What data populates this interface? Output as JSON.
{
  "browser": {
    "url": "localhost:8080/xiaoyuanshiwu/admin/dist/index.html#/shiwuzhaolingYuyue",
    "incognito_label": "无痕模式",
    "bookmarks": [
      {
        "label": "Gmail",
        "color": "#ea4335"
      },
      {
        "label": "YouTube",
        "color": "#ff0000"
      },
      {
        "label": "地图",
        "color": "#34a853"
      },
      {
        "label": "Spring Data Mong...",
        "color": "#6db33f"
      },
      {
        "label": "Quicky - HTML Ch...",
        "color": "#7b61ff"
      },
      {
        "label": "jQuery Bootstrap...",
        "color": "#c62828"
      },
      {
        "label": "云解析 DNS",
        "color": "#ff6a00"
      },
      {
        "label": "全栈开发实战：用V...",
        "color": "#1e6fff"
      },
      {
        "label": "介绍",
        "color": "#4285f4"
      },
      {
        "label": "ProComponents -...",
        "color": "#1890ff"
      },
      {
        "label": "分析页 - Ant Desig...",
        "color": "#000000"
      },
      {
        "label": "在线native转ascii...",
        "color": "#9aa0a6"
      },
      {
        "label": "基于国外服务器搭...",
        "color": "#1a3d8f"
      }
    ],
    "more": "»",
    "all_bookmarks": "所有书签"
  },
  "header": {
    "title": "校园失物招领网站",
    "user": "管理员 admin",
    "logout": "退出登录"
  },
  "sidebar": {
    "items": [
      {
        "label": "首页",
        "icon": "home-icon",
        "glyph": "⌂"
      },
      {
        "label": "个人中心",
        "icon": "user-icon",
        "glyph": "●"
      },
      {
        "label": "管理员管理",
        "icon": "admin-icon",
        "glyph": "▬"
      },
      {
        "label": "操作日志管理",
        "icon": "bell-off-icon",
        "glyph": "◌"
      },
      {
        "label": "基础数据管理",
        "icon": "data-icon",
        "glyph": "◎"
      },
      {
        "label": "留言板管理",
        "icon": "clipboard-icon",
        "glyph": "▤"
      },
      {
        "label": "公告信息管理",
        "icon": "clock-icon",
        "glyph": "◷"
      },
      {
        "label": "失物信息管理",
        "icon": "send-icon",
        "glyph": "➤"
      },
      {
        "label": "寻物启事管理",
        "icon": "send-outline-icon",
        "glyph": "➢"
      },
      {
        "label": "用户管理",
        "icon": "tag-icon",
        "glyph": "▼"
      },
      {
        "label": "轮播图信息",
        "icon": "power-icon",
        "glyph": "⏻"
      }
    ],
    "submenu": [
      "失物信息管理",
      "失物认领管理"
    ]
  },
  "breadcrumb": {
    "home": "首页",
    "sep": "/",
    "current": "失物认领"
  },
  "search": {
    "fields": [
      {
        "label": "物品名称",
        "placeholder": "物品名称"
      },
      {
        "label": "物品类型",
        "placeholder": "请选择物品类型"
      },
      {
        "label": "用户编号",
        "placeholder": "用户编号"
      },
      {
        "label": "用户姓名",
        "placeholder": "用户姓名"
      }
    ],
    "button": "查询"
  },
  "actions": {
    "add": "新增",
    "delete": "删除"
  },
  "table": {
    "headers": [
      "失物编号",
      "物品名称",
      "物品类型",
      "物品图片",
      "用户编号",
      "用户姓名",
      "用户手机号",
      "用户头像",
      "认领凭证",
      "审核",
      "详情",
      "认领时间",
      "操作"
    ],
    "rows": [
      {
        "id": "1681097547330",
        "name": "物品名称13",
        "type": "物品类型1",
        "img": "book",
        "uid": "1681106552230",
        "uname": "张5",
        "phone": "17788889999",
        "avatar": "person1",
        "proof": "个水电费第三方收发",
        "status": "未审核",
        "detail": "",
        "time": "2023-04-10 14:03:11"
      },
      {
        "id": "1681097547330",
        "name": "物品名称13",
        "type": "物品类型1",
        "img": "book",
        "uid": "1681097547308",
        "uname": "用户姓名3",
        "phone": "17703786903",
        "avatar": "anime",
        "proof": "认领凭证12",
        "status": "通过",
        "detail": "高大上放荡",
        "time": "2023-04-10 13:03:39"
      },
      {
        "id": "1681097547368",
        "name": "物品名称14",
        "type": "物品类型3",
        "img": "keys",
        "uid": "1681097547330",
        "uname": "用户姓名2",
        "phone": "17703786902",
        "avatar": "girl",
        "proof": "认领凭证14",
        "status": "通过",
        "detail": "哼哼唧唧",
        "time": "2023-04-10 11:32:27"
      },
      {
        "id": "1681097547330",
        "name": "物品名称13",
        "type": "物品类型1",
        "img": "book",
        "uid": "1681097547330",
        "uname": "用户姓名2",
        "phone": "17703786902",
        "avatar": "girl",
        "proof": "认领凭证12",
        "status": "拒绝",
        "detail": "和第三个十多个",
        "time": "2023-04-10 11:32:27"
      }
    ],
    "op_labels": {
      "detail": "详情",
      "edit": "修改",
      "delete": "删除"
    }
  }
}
********************
## PROBLEM DESCRIPTION:
Would you give the material above again, complete and exact?

## THE OUTPUT:
What data populates this interface? Output as JSON.
{
  "browser": {
    "url": "localhost:8080/xiaoyuanshiwu/admin/dist/index.html#/shiwuzhaolingYuyue",
    "incognito_label": "无痕模式",
    "bookmarks": [
      {
        "label": "Gmail",
        "color": "#ea4335"
      },
      {
        "label": "YouTube",
        "color": "#ff0000"
      },
      {
        "label": "地图",
        "color": "#34a853"
      },
      {
        "label": "Spring Data Mong...",
        "color": "#6db33f"
      },
      {
        "label": "Quicky - HTML Ch...",
        "color": "#7b61ff"
      },
      {
        "label": "jQuery Bootstrap...",
        "color": "#c62828"
      },
      {
        "label": "云解析 DNS",
        "color": "#ff6a00"
      },
      {
        "label": "全栈开发实战：用V...",
        "color": "#1e6fff"
      },
      {
        "label": "介绍",
        "color": "#4285f4"
      },
      {
        "label": "ProComponents -...",
        "color": "#1890ff"
      },
      {
        "label": "分析页 - Ant Desig...",
        "color": "#000000"
      },
      {
        "label": "在线native转ascii...",
        "color": "#9aa0a6"
      },
      {
        "label": "基于国外服务器搭...",
        "color": "#1a3d8f"
      }
    ],
    "more": "»",
    "all_bookmarks": "所有书签"
  },
  "header": {
    "title": "校园失物招领网站",
    "user": "管理员 admin",
    "logout": "退出登录"
  },
  "sidebar": {
    "items": [
      {
        "label": "首页",
        "icon": "home-icon",
        "glyph": "⌂"
      },
      {
        "label": "个人中心",
        "icon": "user-icon",
        "glyph": "●"
      },
      {
        "label": "管理员管理",
        "icon": "admin-icon",
        "glyph": "▬"
      },
      {
        "label": "操作日志管理",
        "icon": "bell-off-icon",
        "glyph": "◌"
      },
      {
        "label": "基础数据管理",
        "icon": "data-icon",
        "glyph": "◎"
      },
      {
        "label": "留言板管理",
        "icon": "clipboard-icon",
        "glyph": "▤"
      },
      {
        "label": "公告信息管理",
        "icon": "clock-icon",
        "glyph": "◷"
      },
      {
        "label": "失物信息管理",
        "icon": "send-icon",
        "glyph": "➤"
      },
      {
        "label": "寻物启事管理",
        "icon": "send-outline-icon",
        "glyph": "➢"
      },
      {
        "label": "用户管理",
        "icon": "tag-icon",
        "glyph": "▼"
      },
      {
        "label": "轮播图信息",
        "icon": "power-icon",
        "glyph": "⏻"
      }
    ],
    "submenu": [
      "失物信息管理",
      "失物认领管理"
    ]
  },
  "breadcrumb": {
    "home": "首页",
    "sep": "/",
    "current": "失物认领"
  },
  "search": {
    "fields": [
      {
        "label": "物品名称",
        "placeholder": "物品名称"
      },
      {
        "label": "物品类型",
        "placeholder": "请选择物品类型"
      },
      {
        "label": "用户编号",
        "placeholder": "用户编号"
      },
      {
        "label": "用户姓名",
        "placeholder": "用户姓名"
      }
    ],
    "button": "查询"
  },
  "actions": {
    "add": "新增",
    "delete": "删除"
  },
  "table": {
    "headers": [
      "失物编号",
      "物品名称",
      "物品类型",
      "物品图片",
      "用户编号",
      "用户姓名",
      "用户手机号",
      "用户头像",
      "认领凭证",
      "审核",
      "详情",
      "认领时间",
      "操作"
    ],
    "rows": [
      {
        "id": "1681097547330",
        "name": "物品名称13",
        "type": "物品类型1",
        "img": "book",
        "uid": "1681106552230",
        "uname": "张5",
        "phone": "17788889999",
        "avatar": "person1",
        "proof": "个水电费第三方收发",
        "status": "未审核",
        "detail": "",
        "time": "2023-04-10 14:03:11"
      },
      {
        "id": "1681097547330",
        "name": "物品名称13",
        "type": "物品类型1",
        "img": "book",
        "uid": "1681097547308",
        "uname": "用户姓名3",
        "phone": "17703786903",
        "avatar": "anime",
        "proof": "认领凭证12",
        "status": "通过",
        "detail": "高大上放荡",
        "time": "2023-04-10 13:03:39"
      },
      {
        "id": "1681097547368",
        "name": "物品名称14",
        "type": "物品类型3",
        "img": "keys",
        "uid": "1681097547330",
        "uname": "用户姓名2",
        "phone": "17703786902",
        "avatar": "girl",
        "proof": "认领凭证14",
        "status": "通过",
        "detail": "哼哼唧唧",
        "time": "2023-04-10 11:32:27"
      },
      {
        "id": "1681097547330",
        "name": "物品名称13",
        "type": "物品类型1",
        "img": "book",
        "uid": "1681097547330",
        "uname": "用户姓名2",
        "phone": "17703786902",
        "avatar": "girl",
        "proof": "认领凭证12",
        "status": "拒绝",
        "detail": "和第三个十多个",
        "time": "2023-04-10 11:32:27"
      }
    ],
    "op_labels": {
      "detail": "详情",
      "edit": "修改",
      "delete": "删除"
    }
  }
}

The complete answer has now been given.